→ **Problem requirements**:
Look over the lines below. Report each one that includes the string "Britain".

— BEGIN Exercise input —

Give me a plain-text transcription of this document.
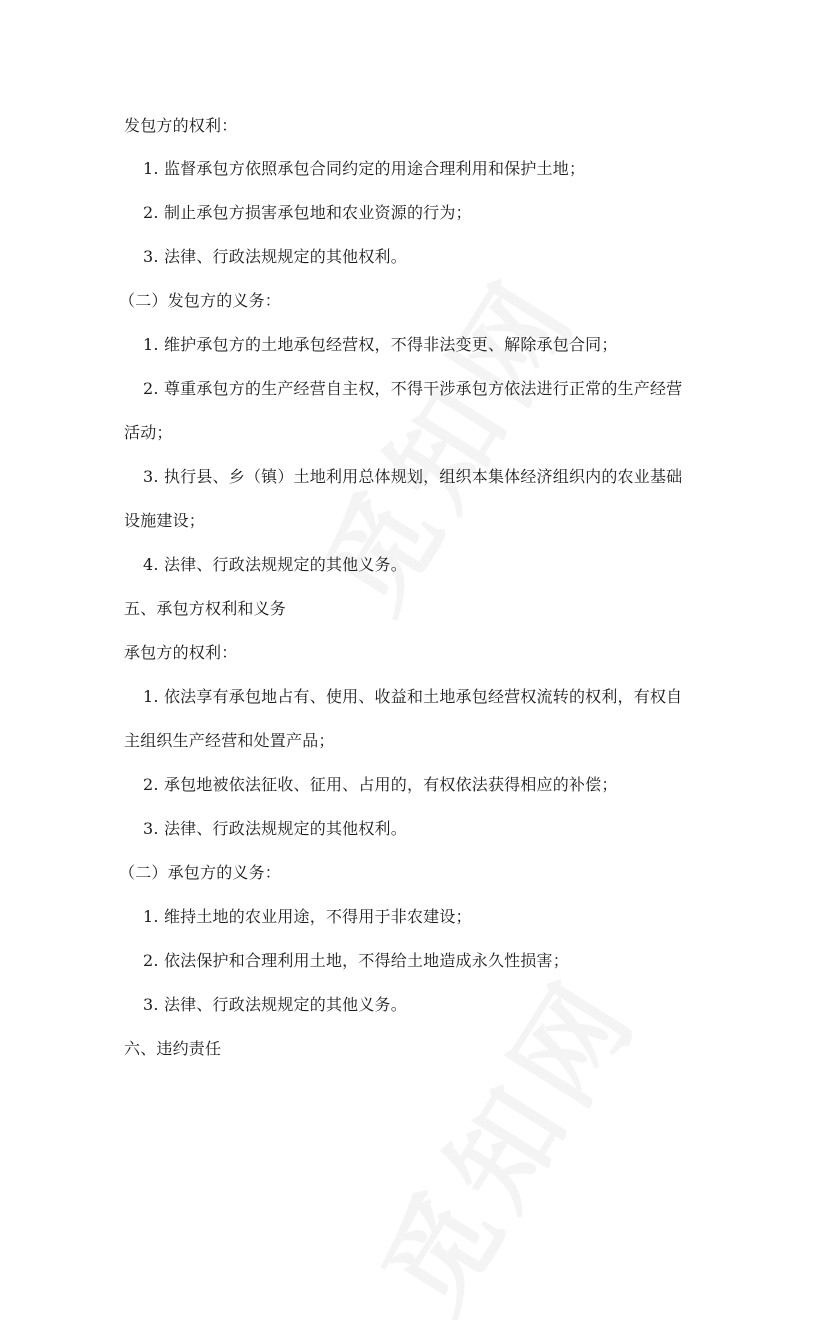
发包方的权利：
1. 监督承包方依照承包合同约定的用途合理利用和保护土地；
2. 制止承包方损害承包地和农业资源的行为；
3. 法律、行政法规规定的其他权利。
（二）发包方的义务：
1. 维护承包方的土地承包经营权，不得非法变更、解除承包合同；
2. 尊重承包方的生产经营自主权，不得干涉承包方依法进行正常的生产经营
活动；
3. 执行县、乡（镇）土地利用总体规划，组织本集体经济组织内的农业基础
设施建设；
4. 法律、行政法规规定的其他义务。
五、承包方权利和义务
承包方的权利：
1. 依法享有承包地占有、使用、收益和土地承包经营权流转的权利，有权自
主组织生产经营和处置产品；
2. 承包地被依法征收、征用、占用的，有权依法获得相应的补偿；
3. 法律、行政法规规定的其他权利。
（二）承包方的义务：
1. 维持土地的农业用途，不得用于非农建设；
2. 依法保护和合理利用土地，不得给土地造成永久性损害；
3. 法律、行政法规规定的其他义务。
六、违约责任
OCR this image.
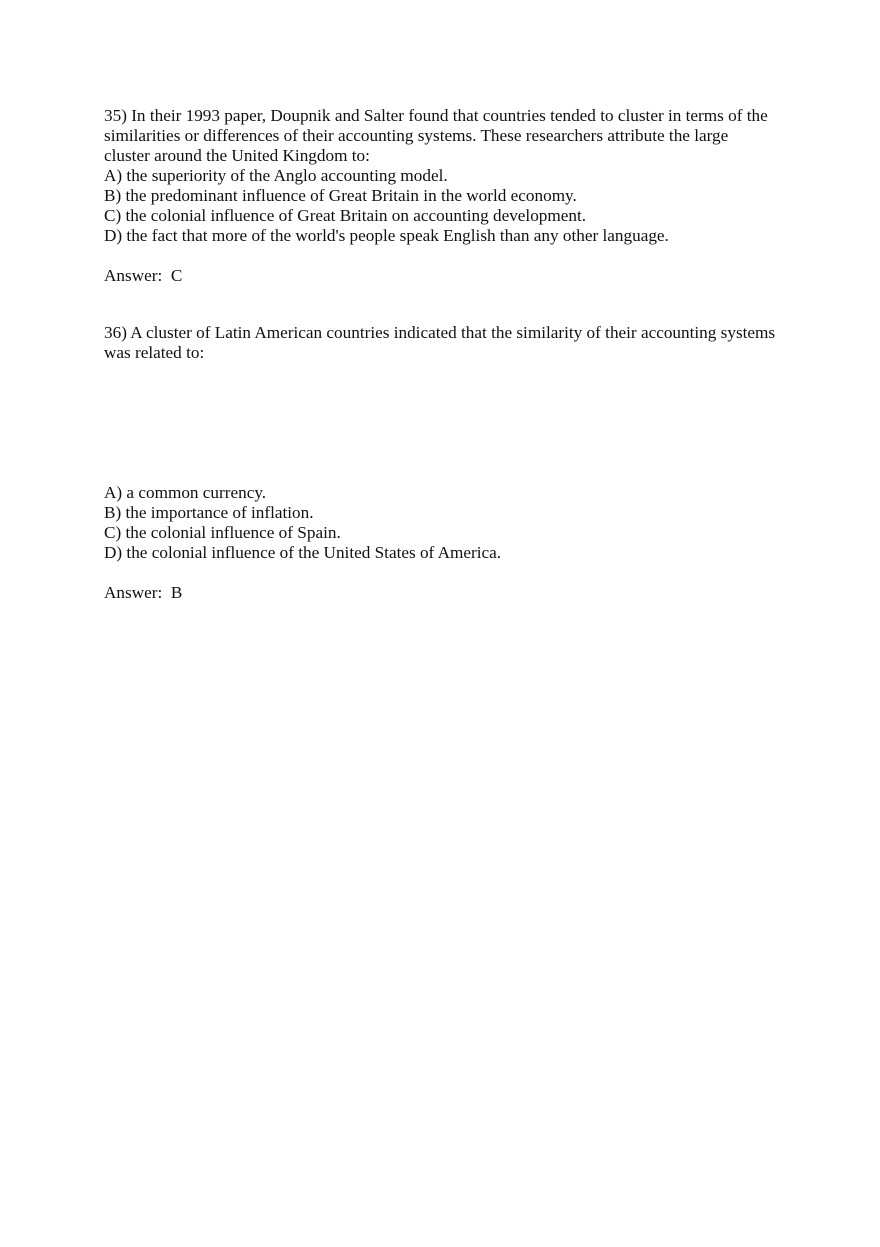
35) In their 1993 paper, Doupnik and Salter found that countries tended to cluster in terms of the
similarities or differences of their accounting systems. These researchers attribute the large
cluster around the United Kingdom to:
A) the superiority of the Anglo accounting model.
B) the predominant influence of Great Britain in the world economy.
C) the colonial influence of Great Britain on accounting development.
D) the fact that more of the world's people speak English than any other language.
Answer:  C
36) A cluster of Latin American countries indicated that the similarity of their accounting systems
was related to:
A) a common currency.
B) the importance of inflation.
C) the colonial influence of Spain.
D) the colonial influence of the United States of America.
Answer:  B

— END Exercise input —
— BEGIN Exercise input —

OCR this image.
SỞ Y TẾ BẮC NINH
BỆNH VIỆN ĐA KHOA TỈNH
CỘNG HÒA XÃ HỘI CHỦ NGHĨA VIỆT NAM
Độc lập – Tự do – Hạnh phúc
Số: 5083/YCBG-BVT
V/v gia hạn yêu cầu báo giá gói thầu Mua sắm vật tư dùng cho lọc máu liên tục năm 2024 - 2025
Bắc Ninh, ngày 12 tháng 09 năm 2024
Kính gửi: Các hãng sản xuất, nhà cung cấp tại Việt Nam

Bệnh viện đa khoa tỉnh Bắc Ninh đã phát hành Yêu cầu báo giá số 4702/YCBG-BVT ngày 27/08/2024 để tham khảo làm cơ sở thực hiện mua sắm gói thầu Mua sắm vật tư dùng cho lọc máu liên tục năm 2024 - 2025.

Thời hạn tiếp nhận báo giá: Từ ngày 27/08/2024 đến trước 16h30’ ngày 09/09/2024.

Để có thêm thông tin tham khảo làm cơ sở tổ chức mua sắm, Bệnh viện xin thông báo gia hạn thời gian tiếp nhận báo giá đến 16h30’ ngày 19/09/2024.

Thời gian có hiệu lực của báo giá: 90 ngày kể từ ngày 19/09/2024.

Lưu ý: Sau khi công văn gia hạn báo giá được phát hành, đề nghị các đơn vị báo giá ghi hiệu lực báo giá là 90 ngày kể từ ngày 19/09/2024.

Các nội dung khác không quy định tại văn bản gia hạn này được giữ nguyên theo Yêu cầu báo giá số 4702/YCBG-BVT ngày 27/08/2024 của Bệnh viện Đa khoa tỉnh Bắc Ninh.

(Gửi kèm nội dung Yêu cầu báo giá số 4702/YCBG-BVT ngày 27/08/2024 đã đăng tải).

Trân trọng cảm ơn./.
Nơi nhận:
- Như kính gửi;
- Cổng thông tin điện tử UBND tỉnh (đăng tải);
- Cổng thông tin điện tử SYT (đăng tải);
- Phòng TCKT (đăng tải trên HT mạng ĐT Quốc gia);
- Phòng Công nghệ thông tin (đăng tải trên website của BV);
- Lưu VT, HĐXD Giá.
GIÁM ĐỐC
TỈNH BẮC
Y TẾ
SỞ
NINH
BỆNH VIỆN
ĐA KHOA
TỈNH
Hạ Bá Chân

— END Exercise input —

→ **Reply**:
B) the predominant influence of Great Britain in the world economy.
C) the colonial influence of Great Britain on accounting development.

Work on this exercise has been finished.